BEGIN Input for this task

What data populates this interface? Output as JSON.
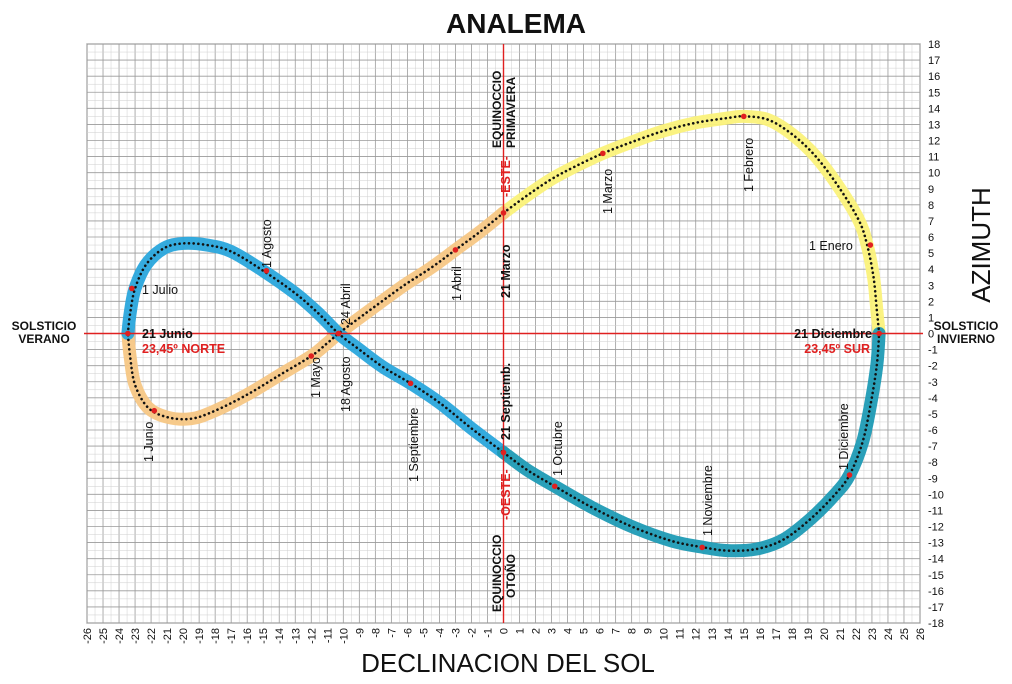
{
  "chart_data": {
    "type": "line",
    "title": "ANALEMA",
    "xlabel": "DECLINACION DEL SOL",
    "ylabel": "AZIMUTH",
    "xlim": [
      -26,
      26
    ],
    "ylim": [
      -18,
      18
    ],
    "x_ticks": [
      "-26",
      "-25",
      "-24",
      "-23",
      "-22",
      "-21",
      "-20",
      "-19",
      "-18",
      "-17",
      "-16",
      "-15",
      "-14",
      "-13",
      "-12",
      "-11",
      "-10",
      "-9",
      "-8",
      "-7",
      "-6",
      "-5",
      "-4",
      "-3",
      "-2",
      "-1",
      "0",
      "1",
      "2",
      "3",
      "4",
      "5",
      "6",
      "7",
      "8",
      "9",
      "10",
      "11",
      "12",
      "13",
      "14",
      "15",
      "16",
      "17",
      "18",
      "19",
      "20",
      "21",
      "22",
      "23",
      "24",
      "25",
      "26"
    ],
    "y_ticks": [
      "-18",
      "-17",
      "-16",
      "-15",
      "-14",
      "-13",
      "-12",
      "-11",
      "-10",
      "-9",
      "-8",
      "-7",
      "-6",
      "-5",
      "-4",
      "-3",
      "-2",
      "-1",
      "0",
      "1",
      "2",
      "3",
      "4",
      "5",
      "6",
      "7",
      "8",
      "9",
      "10",
      "11",
      "12",
      "13",
      "14",
      "15",
      "16",
      "17",
      "18"
    ],
    "grid": true,
    "series": [
      {
        "color": "#fbf27a",
        "points": [
          [
            0,
            7.5
          ],
          [
            1.5,
            8.6
          ],
          [
            3,
            9.6
          ],
          [
            4.5,
            10.4
          ],
          [
            6.2,
            11.2
          ],
          [
            8,
            11.9
          ],
          [
            10,
            12.6
          ],
          [
            12,
            13.1
          ],
          [
            14,
            13.4
          ],
          [
            15,
            13.5
          ],
          [
            16.5,
            13.3
          ],
          [
            18,
            12.4
          ],
          [
            19.5,
            11
          ],
          [
            21,
            9
          ],
          [
            22.2,
            7
          ],
          [
            22.7,
            5.5
          ],
          [
            23.1,
            3.5
          ],
          [
            23.3,
            1.5
          ],
          [
            23.45,
            0
          ]
        ]
      },
      {
        "color": "#f7c785",
        "points": [
          [
            0,
            7.5
          ],
          [
            -1.5,
            6.3
          ],
          [
            -3,
            5.2
          ],
          [
            -4.5,
            4.1
          ],
          [
            -6.2,
            3
          ],
          [
            -8,
            1.7
          ],
          [
            -9.5,
            0.6
          ],
          [
            -10.3,
            0
          ],
          [
            -11,
            -0.6
          ],
          [
            -12,
            -1.4
          ],
          [
            -14,
            -2.6
          ],
          [
            -16,
            -3.8
          ],
          [
            -18,
            -4.8
          ],
          [
            -19.5,
            -5.3
          ],
          [
            -21,
            -5.2
          ],
          [
            -22.2,
            -4.6
          ],
          [
            -23,
            -3.2
          ],
          [
            -23.3,
            -1.5
          ],
          [
            -23.45,
            0
          ]
        ]
      },
      {
        "color": "#2aa6dc",
        "points": [
          [
            -23.45,
            0
          ],
          [
            -23.3,
            1.3
          ],
          [
            -23,
            2.8
          ],
          [
            -22.3,
            4.3
          ],
          [
            -21.2,
            5.3
          ],
          [
            -20,
            5.6
          ],
          [
            -18.5,
            5.5
          ],
          [
            -17,
            5.1
          ],
          [
            -15,
            3.9
          ],
          [
            -13,
            2.5
          ],
          [
            -11.5,
            1.2
          ],
          [
            -10.3,
            0
          ],
          [
            -9,
            -1
          ],
          [
            -7.5,
            -2.1
          ],
          [
            -5.8,
            -3.1
          ],
          [
            -4,
            -4.3
          ],
          [
            -2,
            -5.9
          ],
          [
            0,
            -7.4
          ]
        ]
      },
      {
        "color": "#1f9bb5",
        "points": [
          [
            0,
            -7.4
          ],
          [
            1.5,
            -8.5
          ],
          [
            3.2,
            -9.5
          ],
          [
            5.5,
            -10.8
          ],
          [
            8,
            -12
          ],
          [
            10.5,
            -12.9
          ],
          [
            12.5,
            -13.3
          ],
          [
            14,
            -13.5
          ],
          [
            15.8,
            -13.4
          ],
          [
            17.5,
            -12.8
          ],
          [
            19.2,
            -11.5
          ],
          [
            20.7,
            -10
          ],
          [
            21.6,
            -8.8
          ],
          [
            22.4,
            -6.8
          ],
          [
            22.9,
            -4.5
          ],
          [
            23.3,
            -2
          ],
          [
            23.45,
            0
          ]
        ]
      }
    ],
    "markers": [
      {
        "x": -23.2,
        "y": 2.8,
        "label": "1 Julio"
      },
      {
        "x": -14.8,
        "y": 3.9,
        "label": "1 Agosto"
      },
      {
        "x": -5.8,
        "y": -3.1,
        "label": "1 Septiembre"
      },
      {
        "x": 3.2,
        "y": -9.5,
        "label": "1 Octubre"
      },
      {
        "x": 12.4,
        "y": -13.3,
        "label": "1 Noviembre"
      },
      {
        "x": 21.6,
        "y": -8.8,
        "label": "1 Diciembre"
      },
      {
        "x": 22.9,
        "y": 5.5,
        "label": "1 Enero"
      },
      {
        "x": 15,
        "y": 13.5,
        "label": "1 Febrero"
      },
      {
        "x": 6.2,
        "y": 11.2,
        "label": "1 Marzo"
      },
      {
        "x": -3,
        "y": 5.2,
        "label": "1 Abril"
      },
      {
        "x": -12,
        "y": -1.4,
        "label": "1 Mayo"
      },
      {
        "x": -21.8,
        "y": -4.8,
        "label": "1 Junio"
      },
      {
        "x": -10.3,
        "y": 0,
        "label": "24 Abril"
      },
      {
        "x": -10.3,
        "y": 0,
        "label": "18 Agosto"
      },
      {
        "x": -23.45,
        "y": 0,
        "label": "21 Junio"
      },
      {
        "x": 23.45,
        "y": 0,
        "label": "21 Diciembre"
      },
      {
        "x": 0,
        "y": 7.5,
        "label": "21 Marzo"
      },
      {
        "x": 0,
        "y": -7.4,
        "label": "21 Septiemb."
      }
    ],
    "annotations": {
      "solsticio_verano": [
        "SOLSTICIO",
        "VERANO"
      ],
      "solsticio_invierno": [
        "SOLSTICIO",
        "INVIERNO"
      ],
      "equinoccio_primavera": [
        "EQUINOCCIO",
        "PRIMAVERA"
      ],
      "equinoccio_otono": [
        "EQUINOCCIO",
        "OTOÑO"
      ],
      "norte": "23,45º NORTE",
      "sur": "23,45º SUR",
      "este": "-ESTE-",
      "oeste": "-OESTE-"
    },
    "colors": {
      "axis_lines": "#e02020",
      "grid": "#b5b5b5",
      "dots": "#111111",
      "markers": "#e02020"
    }
  }
}
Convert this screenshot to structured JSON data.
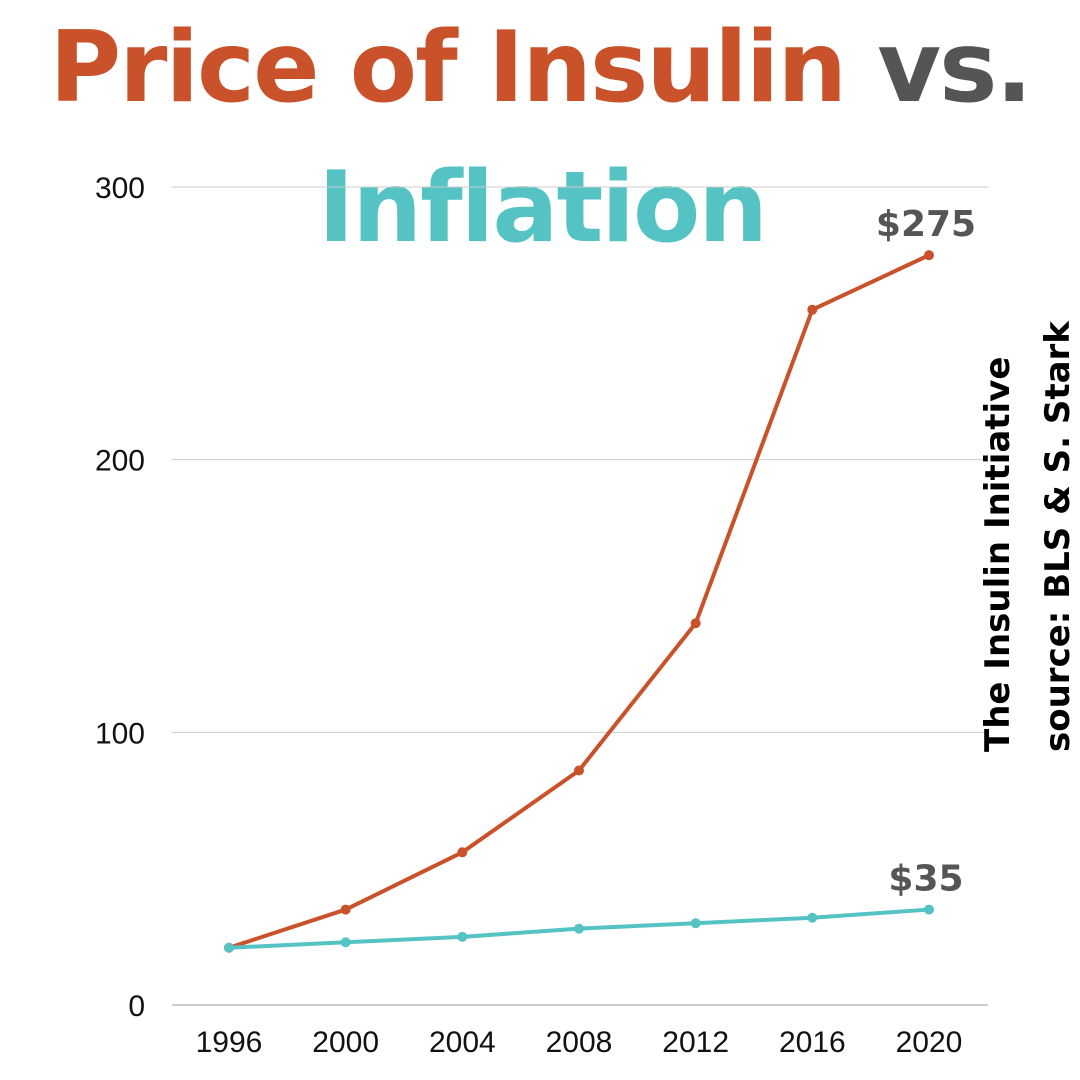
{
  "title": {
    "part1": "Price of Insulin",
    "part2": "vs.",
    "part3": "Inflation"
  },
  "colors": {
    "insulin": "#c9522a",
    "inflation": "#55c3c3",
    "vs": "#555555",
    "grid": "#cccccc"
  },
  "credits": {
    "line1": "The Insulin Initiative",
    "line2": "source: BLS & S. Stark"
  },
  "chart_data": {
    "type": "line",
    "title": "Price of Insulin vs. Inflation",
    "xlabel": "",
    "ylabel": "",
    "x": [
      "1996",
      "2000",
      "2004",
      "2008",
      "2012",
      "2016",
      "2020"
    ],
    "ylim": [
      0,
      300
    ],
    "yticks": [
      "0",
      "100",
      "200",
      "300"
    ],
    "grid": true,
    "series": [
      {
        "name": "Price of Insulin",
        "color": "#c9522a",
        "values": [
          21,
          35,
          56,
          86,
          140,
          255,
          275
        ],
        "end_label": "$275"
      },
      {
        "name": "Inflation",
        "color": "#55c3c3",
        "values": [
          21,
          23,
          25,
          28,
          30,
          32,
          35
        ],
        "end_label": "$35"
      }
    ]
  }
}
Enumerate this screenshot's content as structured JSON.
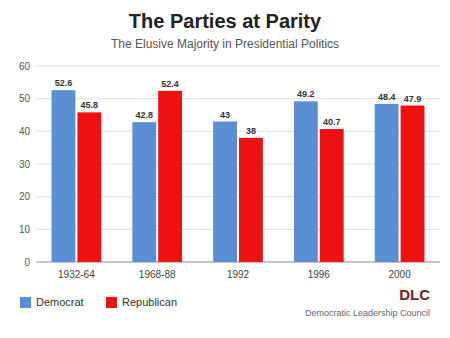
{
  "chart_data": {
    "type": "bar",
    "title": "The Parties at Parity",
    "subtitle": "The Elusive Majority in Presidential Politics",
    "categories": [
      "1932-64",
      "1968-88",
      "1992",
      "1996",
      "2000"
    ],
    "series": [
      {
        "name": "Democrat",
        "color": "#5B8FD4",
        "values": [
          52.6,
          42.8,
          43,
          49.2,
          48.4
        ]
      },
      {
        "name": "Republican",
        "color": "#EE1111",
        "values": [
          45.8,
          52.4,
          38,
          40.7,
          47.9
        ]
      }
    ],
    "ylim": [
      0,
      60
    ],
    "yticks": [
      0,
      10,
      20,
      30,
      40,
      50,
      60
    ],
    "grid": true,
    "data_labels": true,
    "legend": "lower left",
    "annotations": [
      "DLC",
      "Democratic Leadership Council"
    ]
  }
}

END Input for this task

Exercise details:
Extract each line from the entries above that contains the string "Price".

Answer below:
    "part1": "Price of Insulin",
    "title": "Price of Insulin vs. Inflation",
        "name": "Price of Insulin",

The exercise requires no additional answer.